◆ STATED TASK
Tally the lines of the data that include the word "местного" and state the total, nothing else.
-- -- --
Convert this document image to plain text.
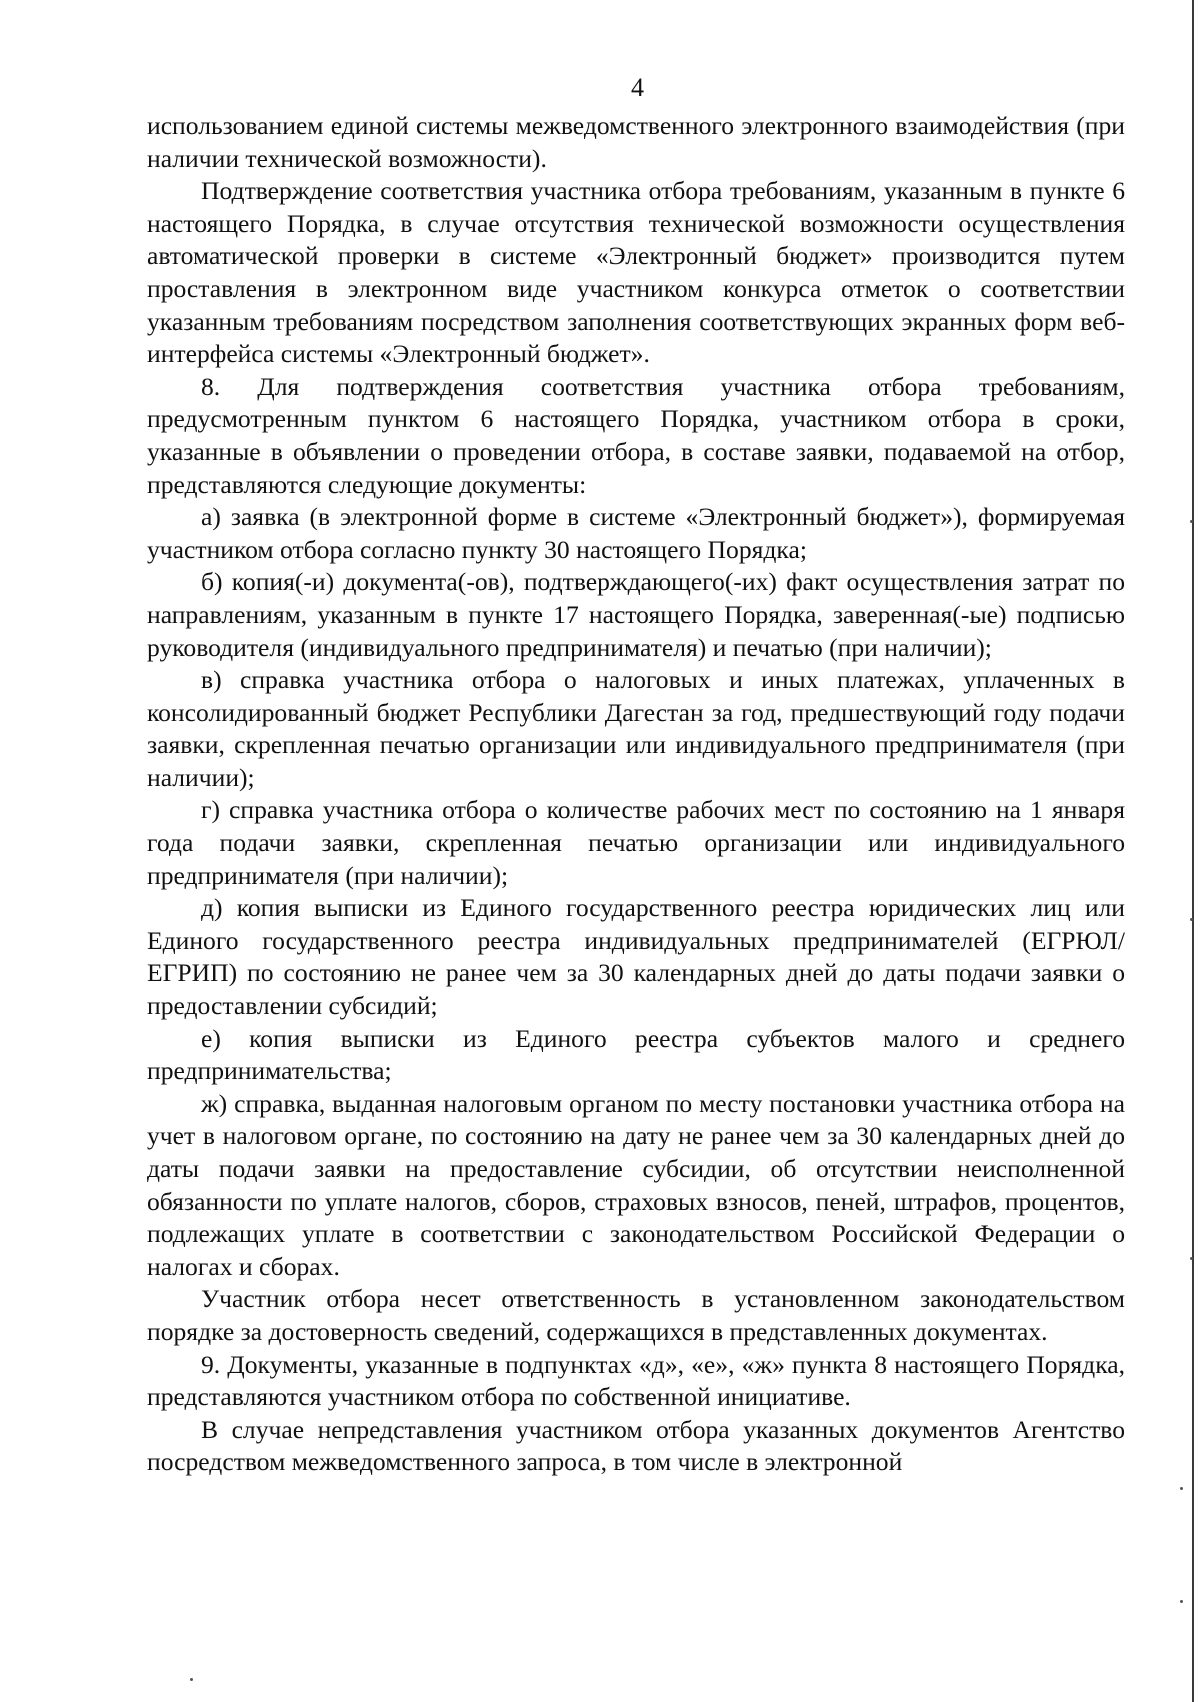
4

использованием единой системы межведомственного электронного взаимодействия (при наличии технической возможности).

Подтверждение соответствия участника отбора требованиям, указанным в пункте 6 настоящего Порядка, в случае отсутствия технической возможности осуществления автоматической проверки в системе «Электронный бюджет» производится путем проставления в электронном виде участником конкурса отметок о соответствии указанным требованиям посредством заполнения соответствующих экранных форм веб-интерфейса системы «Электронный бюджет».

8. Для подтверждения соответствия участника отбора требованиям, предусмотренным пунктом 6 настоящего Порядка, участником отбора в сроки, указанные в объявлении о проведении отбора, в составе заявки, подаваемой на отбор, представляются следующие документы:

а) заявка (в электронной форме в системе «Электронный бюджет»), формируемая участником отбора согласно пункту 30 настоящего Порядка;

б) копия(-и) документа(-ов), подтверждающего(-их) факт осуществления затрат по направлениям, указанным в пункте 17 настоящего Порядка, заверенная(-ые) подписью руководителя (индивидуального предпринимателя) и печатью (при наличии);

в) справка участника отбора о налоговых и иных платежах, уплаченных в консолидированный бюджет Республики Дагестан за год, предшествующий году подачи заявки, скрепленная печатью организации или индивидуального предпринимателя (при наличии);

г) справка участника отбора о количестве рабочих мест по состоянию на 1 января года подачи заявки, скрепленная печатью организации или индивидуального предпринимателя (при наличии);

д) копия выписки из Единого государственного реестра юридических лиц или Единого государственного реестра индивидуальных предпринимателей (ЕГРЮЛ/ЕГРИП) по состоянию не ранее чем за 30 календарных дней до даты подачи заявки о предоставлении субсидий;

е) копия выписки из Единого реестра субъектов малого и среднего предпринимательства;

ж) справка, выданная налоговым органом по месту постановки участника отбора на учет в налоговом органе, по состоянию на дату не ранее чем за 30 календарных дней до даты подачи заявки на предоставление субсидии, об отсутствии неисполненной обязанности по уплате налогов, сборов, страховых взносов, пеней, штрафов, процентов, подлежащих уплате в соответствии с законодательством Российской Федерации о налогах и сборах.

Участник отбора несет ответственность в установленном законодательством порядке за достоверность сведений, содержащихся в представленных документах.

9. Документы, указанные в подпунктах «д», «е», «ж» пункта 8 настоящего Порядка, представляются участником отбора по собственной инициативе.

В случае непредставления участником отбора указанных документов Агентство посредством межведомственного запроса, в том числе в электронной
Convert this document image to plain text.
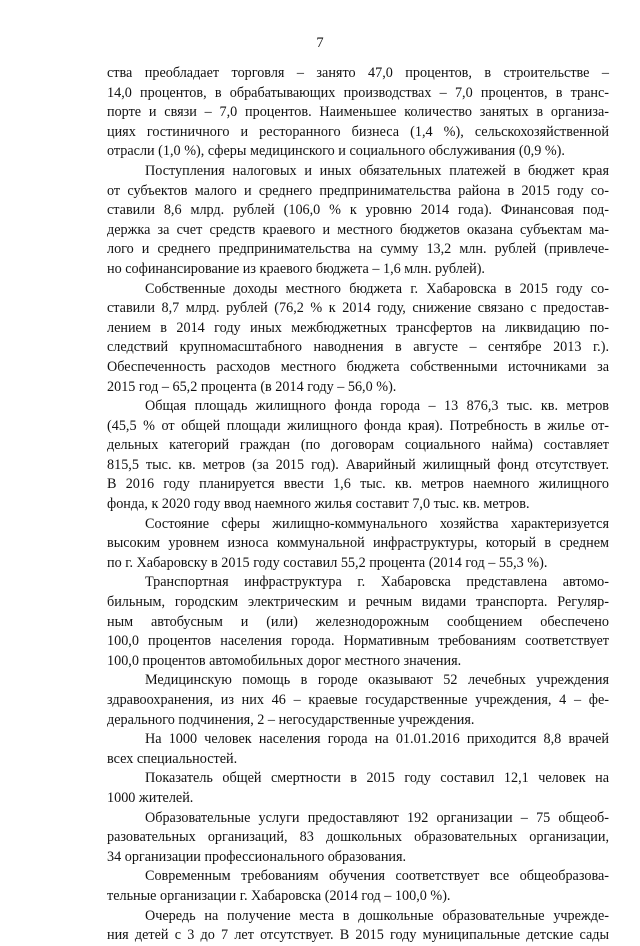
7
ства преобладает торговля – занято 47,0 процентов, в строительстве –
14,0 процентов, в обрабатывающих производствах – 7,0 процентов, в транс-
порте и связи – 7,0 процентов. Наименьшее количество занятых в организа-
циях гостиничного и ресторанного бизнеса (1,4 %), сельскохозяйственной
отрасли (1,0 %), сферы медицинского и социального обслуживания (0,9 %).
Поступления налоговых и иных обязательных платежей в бюджет края
от субъектов малого и среднего предпринимательства района в 2015 году со-
ставили 8,6 млрд. рублей (106,0 % к уровню 2014 года). Финансовая под-
держка за счет средств краевого и местного бюджетов оказана субъектам ма-
лого и среднего предпринимательства на сумму 13,2 млн. рублей (привлече-
но софинансирование из краевого бюджета – 1,6 млн. рублей).
Собственные доходы местного бюджета г. Хабаровска в 2015 году со-
ставили 8,7 млрд. рублей (76,2 % к 2014 году, снижение связано с предостав-
лением в 2014 году иных межбюджетных трансфертов на ликвидацию по-
следствий крупномасштабного наводнения в августе – сентябре 2013 г.).
Обеспеченность расходов местного бюджета собственными источниками за
2015 год – 65,2 процента (в 2014 году – 56,0 %).
Общая площадь жилищного фонда города – 13 876,3 тыс. кв. метров
(45,5 % от общей площади жилищного фонда края). Потребность в жилье от-
дельных категорий граждан (по договорам социального найма) составляет
815,5 тыс. кв. метров (за 2015 год). Аварийный жилищный фонд отсутствует.
В 2016 году планируется ввести 1,6 тыс. кв. метров наемного жилищного
фонда, к 2020 году ввод наемного жилья составит 7,0 тыс. кв. метров.
Состояние сферы жилищно-коммунального хозяйства характеризуется
высоким уровнем износа коммунальной инфраструктуры, который в среднем
по г. Хабаровску в 2015 году составил 55,2 процента (2014 год – 55,3 %).
Транспортная инфраструктура г. Хабаровска представлена автомо-
бильным, городским электрическим и речным видами транспорта. Регуляр-
ным автобусным и (или) железнодорожным сообщением обеспечено
100,0 процентов населения города. Нормативным требованиям соответствует
100,0 процентов автомобильных дорог местного значения.
Медицинскую помощь в городе оказывают 52 лечебных учреждения
здравоохранения, из них 46 – краевые государственные учреждения, 4 – фе-
дерального подчинения, 2 – негосударственные учреждения.
На 1000 человек населения города на 01.01.2016 приходится 8,8 врачей
всех специальностей.
Показатель общей смертности в 2015 году составил 12,1 человек на
1000 жителей.
Образовательные услуги предоставляют 192 организации – 75 общеоб-
разовательных организаций, 83 дошкольных образовательных организации,
34 организации профессионального образования.
Современным требованиям обучения соответствует все общеобразова-
тельные организации г. Хабаровска (2014 год – 100,0 %).
Очередь на получение места в дошкольные образовательные учрежде-
ния детей с 3 до 7 лет отсутствует. В 2015 году муниципальные детские сады
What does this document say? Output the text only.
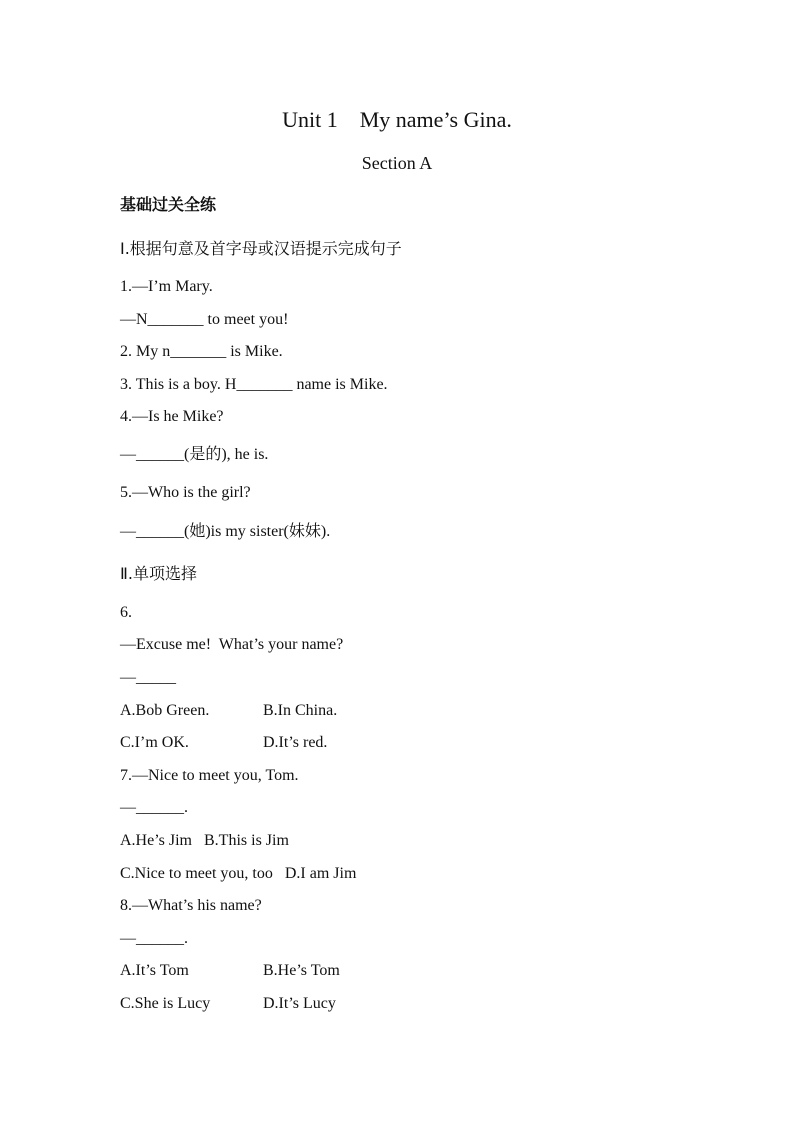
Unit 1    My name’s Gina.
Section A
基础过关全练
Ⅰ.根据句意及首字母或汉语提示完成句子
1.—I’m Mary.
—N_______ to meet you!
2. My n_______ is Mike.
3. This is a boy. H_______ name is Mike.
4.—Is he Mike?
—______(是的), he is.
5.—Who is the girl?
—______(她)is my sister(妹妹).
Ⅱ.单项选择
6.
—Excuse me!  What’s your name?
—_____
A.Bob Green.	B.In China.
C.I’m OK.	D.It’s red.
7.—Nice to meet you, Tom.
—______.
A.He’s Jim   B.This is Jim
C.Nice to meet you, too   D.I am Jim
8.—What’s his name?
—______.
A.It’s Tom	B.He’s Tom
C.She is Lucy	D.It’s Lucy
-- -- --
◆ RESPONSE FOR THIS EXERCISE
4